• **Your task**
Copy all the data exactly, except the pictures.

Data tied to figure images
++++
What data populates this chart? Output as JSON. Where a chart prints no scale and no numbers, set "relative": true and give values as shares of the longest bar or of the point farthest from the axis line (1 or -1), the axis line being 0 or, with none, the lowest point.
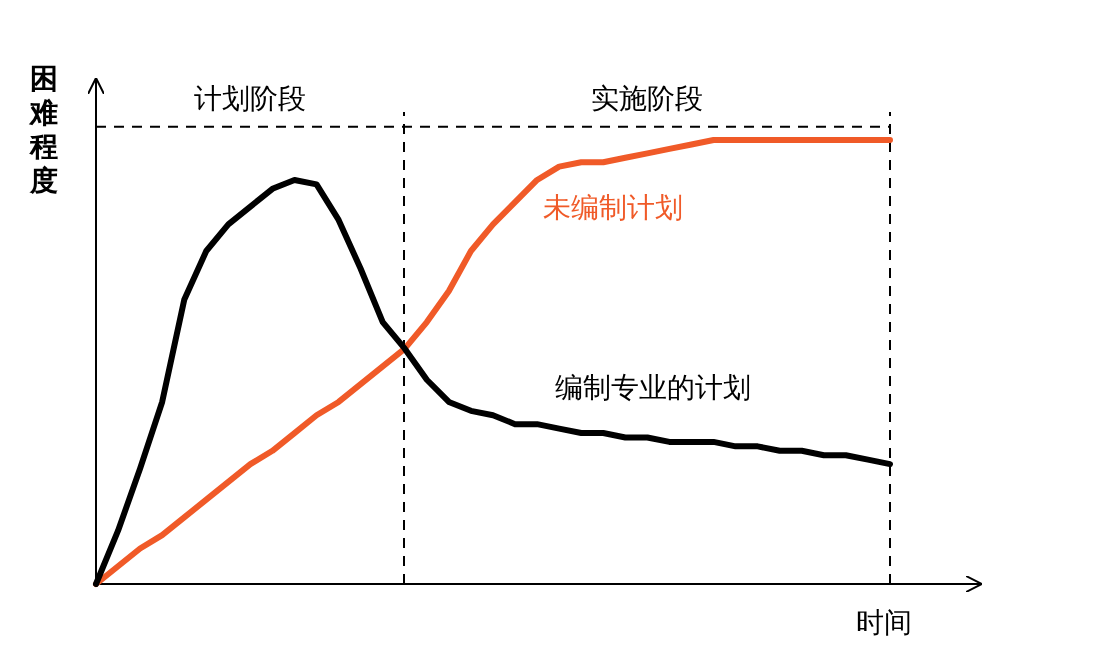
{
  "chart_data": {
    "type": "line",
    "relative": true,
    "ylabel": "困难程度",
    "xlabel": "时间",
    "categories": [
      null,
      null,
      null,
      null,
      null,
      null,
      null,
      null,
      null,
      null,
      null,
      null,
      null,
      null,
      null,
      null,
      null,
      null,
      null,
      null,
      null,
      null,
      null,
      null,
      null,
      null,
      null,
      null,
      null,
      null,
      null,
      null,
      null,
      null,
      null,
      null,
      null
    ],
    "series": [
      {
        "name": "未编制计划",
        "color": "#f05a28",
        "values": [
          0,
          0.04,
          0.08,
          0.11,
          0.15,
          0.19,
          0.23,
          0.27,
          0.3,
          0.34,
          0.38,
          0.41,
          0.45,
          0.49,
          0.53,
          0.59,
          0.66,
          0.75,
          0.81,
          0.86,
          0.91,
          0.94,
          0.95,
          0.95,
          0.96,
          0.97,
          0.98,
          0.99,
          1,
          1,
          1,
          1,
          1,
          1,
          1,
          1,
          1
        ]
      },
      {
        "name": "编制专业的计划",
        "color": "#000000",
        "values": [
          0,
          0.12,
          0.26,
          0.41,
          0.64,
          0.75,
          0.81,
          0.85,
          0.89,
          0.91,
          0.9,
          0.82,
          0.71,
          0.59,
          0.53,
          0.46,
          0.41,
          0.39,
          0.38,
          0.36,
          0.36,
          0.35,
          0.34,
          0.34,
          0.33,
          0.33,
          0.32,
          0.32,
          0.32,
          0.31,
          0.31,
          0.3,
          0.3,
          0.29,
          0.29,
          0.28,
          0.27
        ]
      }
    ],
    "ref_lines": [
      {
        "axis": "y",
        "value": 1.03,
        "color": "#000000",
        "line_style": "dashed"
      }
    ],
    "annotations": [
      "计划阶段",
      "实施阶段"
    ],
    "grid": false,
    "marker": "none",
    "line_style": "solid"
  }
}
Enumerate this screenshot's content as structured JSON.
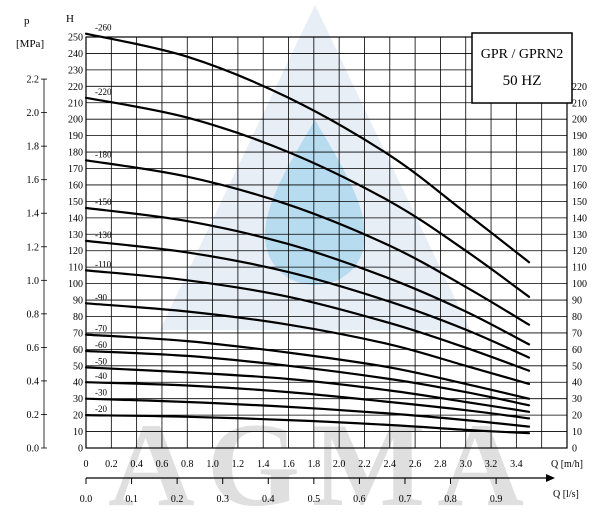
{
  "chart_data": {
    "type": "line",
    "title": "GPR / GPRN2",
    "subtitle": "50 HZ",
    "left_p_axis": {
      "label": "p",
      "unit": "[MPa]",
      "ticks": [
        "0.0",
        "0.2",
        "0.4",
        "0.6",
        "0.8",
        "1.0",
        "1.2",
        "1.4",
        "1.6",
        "1.8",
        "2.0",
        "2.2"
      ],
      "tick_values": [
        0.0,
        0.2,
        0.4,
        0.6,
        0.8,
        1.0,
        1.2,
        1.4,
        1.6,
        1.8,
        2.0,
        2.2
      ]
    },
    "h_axis": {
      "label": "H",
      "ylim": [
        0,
        250
      ],
      "ticks": [
        "0",
        "10",
        "20",
        "30",
        "40",
        "50",
        "60",
        "70",
        "80",
        "90",
        "100",
        "110",
        "120",
        "130",
        "140",
        "150",
        "160",
        "170",
        "180",
        "190",
        "200",
        "210",
        "220",
        "230",
        "240",
        "250"
      ],
      "right_ticks": [
        "0",
        "10",
        "20",
        "30",
        "40",
        "50",
        "60",
        "70",
        "80",
        "90",
        "100",
        "110",
        "120",
        "130",
        "140",
        "150",
        "160",
        "170",
        "180",
        "190",
        "200",
        "210",
        "220"
      ]
    },
    "x_axis_m3h": {
      "label": "Q [m/h]",
      "xlim": [
        0,
        3.8
      ],
      "ticks": [
        "0",
        "0.2",
        "0.4",
        "0.6",
        "0.8",
        "1.0",
        "1.2",
        "1.4",
        "1.6",
        "1.8",
        "2.0",
        "2.2",
        "2.4",
        "2.6",
        "2.8",
        "3.0",
        "3.2",
        "3.4"
      ]
    },
    "x_axis_ls": {
      "label": "Q [l/s]",
      "ticks": [
        "0.0",
        "0.1",
        "0.2",
        "0.3",
        "0.4",
        "0.5",
        "0.6",
        "0.7",
        "0.8",
        "0.9"
      ]
    },
    "series": [
      {
        "name": "-260",
        "points": [
          [
            0,
            252
          ],
          [
            0.8,
            238
          ],
          [
            1.6,
            213
          ],
          [
            2.4,
            178
          ],
          [
            3.0,
            143
          ],
          [
            3.5,
            113
          ]
        ]
      },
      {
        "name": "-220",
        "points": [
          [
            0,
            213
          ],
          [
            0.8,
            201
          ],
          [
            1.6,
            180
          ],
          [
            2.4,
            150
          ],
          [
            3.0,
            120
          ],
          [
            3.5,
            92
          ]
        ]
      },
      {
        "name": "-180",
        "points": [
          [
            0,
            175
          ],
          [
            0.8,
            165
          ],
          [
            1.6,
            148
          ],
          [
            2.4,
            123
          ],
          [
            3.0,
            98
          ],
          [
            3.5,
            75
          ]
        ]
      },
      {
        "name": "-150",
        "points": [
          [
            0,
            146
          ],
          [
            0.8,
            138
          ],
          [
            1.6,
            124
          ],
          [
            2.4,
            103
          ],
          [
            3.0,
            83
          ],
          [
            3.5,
            63
          ]
        ]
      },
      {
        "name": "-130",
        "points": [
          [
            0,
            126
          ],
          [
            0.8,
            119
          ],
          [
            1.6,
            107
          ],
          [
            2.4,
            89
          ],
          [
            3.0,
            72
          ],
          [
            3.5,
            55
          ]
        ]
      },
      {
        "name": "-110",
        "points": [
          [
            0,
            108
          ],
          [
            0.8,
            102
          ],
          [
            1.6,
            92
          ],
          [
            2.4,
            76
          ],
          [
            3.0,
            61
          ],
          [
            3.5,
            47
          ]
        ]
      },
      {
        "name": "-90",
        "points": [
          [
            0,
            88
          ],
          [
            0.8,
            83
          ],
          [
            1.6,
            75
          ],
          [
            2.4,
            63
          ],
          [
            3.0,
            50
          ],
          [
            3.5,
            39
          ]
        ]
      },
      {
        "name": "-70",
        "points": [
          [
            0,
            69
          ],
          [
            0.8,
            65
          ],
          [
            1.6,
            58
          ],
          [
            2.4,
            49
          ],
          [
            3.0,
            39
          ],
          [
            3.5,
            30
          ]
        ]
      },
      {
        "name": "-60",
        "points": [
          [
            0,
            59
          ],
          [
            0.8,
            56
          ],
          [
            1.6,
            50
          ],
          [
            2.4,
            42
          ],
          [
            3.0,
            34
          ],
          [
            3.5,
            26
          ]
        ]
      },
      {
        "name": "-50",
        "points": [
          [
            0,
            49
          ],
          [
            0.8,
            46
          ],
          [
            1.6,
            42
          ],
          [
            2.4,
            35
          ],
          [
            3.0,
            28
          ],
          [
            3.5,
            22
          ]
        ]
      },
      {
        "name": "-40",
        "points": [
          [
            0,
            40
          ],
          [
            0.8,
            38
          ],
          [
            1.6,
            34
          ],
          [
            2.4,
            28
          ],
          [
            3.0,
            23
          ],
          [
            3.5,
            18
          ]
        ]
      },
      {
        "name": "-30",
        "points": [
          [
            0,
            30
          ],
          [
            0.8,
            28
          ],
          [
            1.6,
            25
          ],
          [
            2.4,
            21
          ],
          [
            3.0,
            17
          ],
          [
            3.5,
            13
          ]
        ]
      },
      {
        "name": "-20",
        "points": [
          [
            0,
            20
          ],
          [
            0.8,
            19
          ],
          [
            1.6,
            17
          ],
          [
            2.4,
            14
          ],
          [
            3.0,
            11
          ],
          [
            3.5,
            9
          ]
        ]
      }
    ],
    "grid": true
  },
  "watermark": {
    "text": "AGMA",
    "colors": {
      "brand": "#1f5aa6",
      "drop": "#7fc6e6"
    }
  }
}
++++
• **Final answer**
What data populates this chart? Output as JSON. Where a chart prints no scale and no numbers, set "relative": true and give values as shares of the longest bar or of the point farthest from the axis line (1 or -1), the axis line being 0 or, with none, the lowest point.
{
  "chart_data": {
    "type": "line",
    "relative": true,
    "ylabel": "困难程度",
    "xlabel": "时间",
    "categories": [
      null,
      null,
      null,
      null,
      null,
      null,
      null,
      null,
      null,
      null,
      null,
      null,
      null,
      null,
      null,
      null,
      null,
      null,
      null,
      null,
      null,
      null,
      null,
      null,
      null,
      null,
      null,
      null,
      null,
      null,
      null,
      null,
      null,
      null,
      null,
      null,
      null
    ],
    "series": [
      {
        "name": "未编制计划",
        "color": "#f05a28",
        "values": [
          0,
          0.04,
          0.08,
          0.11,
          0.15,
          0.19,
          0.23,
          0.27,
          0.3,
          0.34,
          0.38,
          0.41,
          0.45,
          0.49,
          0.53,
          0.59,
          0.66,
          0.75,
          0.81,
          0.86,
          0.91,
          0.94,
          0.95,
          0.95,
          0.96,
          0.97,
          0.98,
          0.99,
          1,
          1,
          1,
          1,
          1,
          1,
          1,
          1,
          1
        ]
      },
      {
        "name": "编制专业的计划",
        "color": "#000000",
        "values": [
          0,
          0.12,
          0.26,
          0.41,
          0.64,
          0.75,
          0.81,
          0.85,
          0.89,
          0.91,
          0.9,
          0.82,
          0.71,
          0.59,
          0.53,
          0.46,
          0.41,
          0.39,
          0.38,
          0.36,
          0.36,
          0.35,
          0.34,
          0.34,
          0.33,
          0.33,
          0.32,
          0.32,
          0.32,
          0.31,
          0.31,
          0.3,
          0.3,
          0.29,
          0.29,
          0.28,
          0.27
        ]
      }
    ],
    "ref_lines": [
      {
        "axis": "y",
        "value": 1.03,
        "color": "#000000",
        "line_style": "dashed"
      }
    ],
    "annotations": [
      "计划阶段",
      "实施阶段"
    ],
    "grid": false,
    "marker": "none",
    "line_style": "solid"
  }
}
Enumerate this screenshot's content as structured JSON.
{
  "chart_data": {
    "type": "line",
    "title": "GPR / GPRN2",
    "subtitle": "50 HZ",
    "left_p_axis": {
      "label": "p",
      "unit": "[MPa]",
      "ticks": [
        "0.0",
        "0.2",
        "0.4",
        "0.6",
        "0.8",
        "1.0",
        "1.2",
        "1.4",
        "1.6",
        "1.8",
        "2.0",
        "2.2"
      ],
      "tick_values": [
        0.0,
        0.2,
        0.4,
        0.6,
        0.8,
        1.0,
        1.2,
        1.4,
        1.6,
        1.8,
        2.0,
        2.2
      ]
    },
    "h_axis": {
      "label": "H",
      "ylim": [
        0,
        250
      ],
      "ticks": [
        "0",
        "10",
        "20",
        "30",
        "40",
        "50",
        "60",
        "70",
        "80",
        "90",
        "100",
        "110",
        "120",
        "130",
        "140",
        "150",
        "160",
        "170",
        "180",
        "190",
        "200",
        "210",
        "220",
        "230",
        "240",
        "250"
      ],
      "right_ticks": [
        "0",
        "10",
        "20",
        "30",
        "40",
        "50",
        "60",
        "70",
        "80",
        "90",
        "100",
        "110",
        "120",
        "130",
        "140",
        "150",
        "160",
        "170",
        "180",
        "190",
        "200",
        "210",
        "220"
      ]
    },
    "x_axis_m3h": {
      "label": "Q [m/h]",
      "xlim": [
        0,
        3.8
      ],
      "ticks": [
        "0",
        "0.2",
        "0.4",
        "0.6",
        "0.8",
        "1.0",
        "1.2",
        "1.4",
        "1.6",
        "1.8",
        "2.0",
        "2.2",
        "2.4",
        "2.6",
        "2.8",
        "3.0",
        "3.2",
        "3.4"
      ]
    },
    "x_axis_ls": {
      "label": "Q [l/s]",
      "ticks": [
        "0.0",
        "0.1",
        "0.2",
        "0.3",
        "0.4",
        "0.5",
        "0.6",
        "0.7",
        "0.8",
        "0.9"
      ]
    },
    "series": [
      {
        "name": "-260",
        "points": [
          [
            0,
            252
          ],
          [
            0.8,
            238
          ],
          [
            1.6,
            213
          ],
          [
            2.4,
            178
          ],
          [
            3.0,
            143
          ],
          [
            3.5,
            113
          ]
        ]
      },
      {
        "name": "-220",
        "points": [
          [
            0,
            213
          ],
          [
            0.8,
            201
          ],
          [
            1.6,
            180
          ],
          [
            2.4,
            150
          ],
          [
            3.0,
            120
          ],
          [
            3.5,
            92
          ]
        ]
      },
      {
        "name": "-180",
        "points": [
          [
            0,
            175
          ],
          [
            0.8,
            165
          ],
          [
            1.6,
            148
          ],
          [
            2.4,
            123
          ],
          [
            3.0,
            98
          ],
          [
            3.5,
            75
          ]
        ]
      },
      {
        "name": "-150",
        "points": [
          [
            0,
            146
          ],
          [
            0.8,
            138
          ],
          [
            1.6,
            124
          ],
          [
            2.4,
            103
          ],
          [
            3.0,
            83
          ],
          [
            3.5,
            63
          ]
        ]
      },
      {
        "name": "-130",
        "points": [
          [
            0,
            126
          ],
          [
            0.8,
            119
          ],
          [
            1.6,
            107
          ],
          [
            2.4,
            89
          ],
          [
            3.0,
            72
          ],
          [
            3.5,
            55
          ]
        ]
      },
      {
        "name": "-110",
        "points": [
          [
            0,
            108
          ],
          [
            0.8,
            102
          ],
          [
            1.6,
            92
          ],
          [
            2.4,
            76
          ],
          [
            3.0,
            61
          ],
          [
            3.5,
            47
          ]
        ]
      },
      {
        "name": "-90",
        "points": [
          [
            0,
            88
          ],
          [
            0.8,
            83
          ],
          [
            1.6,
            75
          ],
          [
            2.4,
            63
          ],
          [
            3.0,
            50
          ],
          [
            3.5,
            39
          ]
        ]
      },
      {
        "name": "-70",
        "points": [
          [
            0,
            69
          ],
          [
            0.8,
            65
          ],
          [
            1.6,
            58
          ],
          [
            2.4,
            49
          ],
          [
            3.0,
            39
          ],
          [
            3.5,
            30
          ]
        ]
      },
      {
        "name": "-60",
        "points": [
          [
            0,
            59
          ],
          [
            0.8,
            56
          ],
          [
            1.6,
            50
          ],
          [
            2.4,
            42
          ],
          [
            3.0,
            34
          ],
          [
            3.5,
            26
          ]
        ]
      },
      {
        "name": "-50",
        "points": [
          [
            0,
            49
          ],
          [
            0.8,
            46
          ],
          [
            1.6,
            42
          ],
          [
            2.4,
            35
          ],
          [
            3.0,
            28
          ],
          [
            3.5,
            22
          ]
        ]
      },
      {
        "name": "-40",
        "points": [
          [
            0,
            40
          ],
          [
            0.8,
            38
          ],
          [
            1.6,
            34
          ],
          [
            2.4,
            28
          ],
          [
            3.0,
            23
          ],
          [
            3.5,
            18
          ]
        ]
      },
      {
        "name": "-30",
        "points": [
          [
            0,
            30
          ],
          [
            0.8,
            28
          ],
          [
            1.6,
            25
          ],
          [
            2.4,
            21
          ],
          [
            3.0,
            17
          ],
          [
            3.5,
            13
          ]
        ]
      },
      {
        "name": "-20",
        "points": [
          [
            0,
            20
          ],
          [
            0.8,
            19
          ],
          [
            1.6,
            17
          ],
          [
            2.4,
            14
          ],
          [
            3.0,
            11
          ],
          [
            3.5,
            9
          ]
        ]
      }
    ],
    "grid": true
  },
  "watermark": {
    "text": "AGMA",
    "colors": {
      "brand": "#1f5aa6",
      "drop": "#7fc6e6"
    }
  }
}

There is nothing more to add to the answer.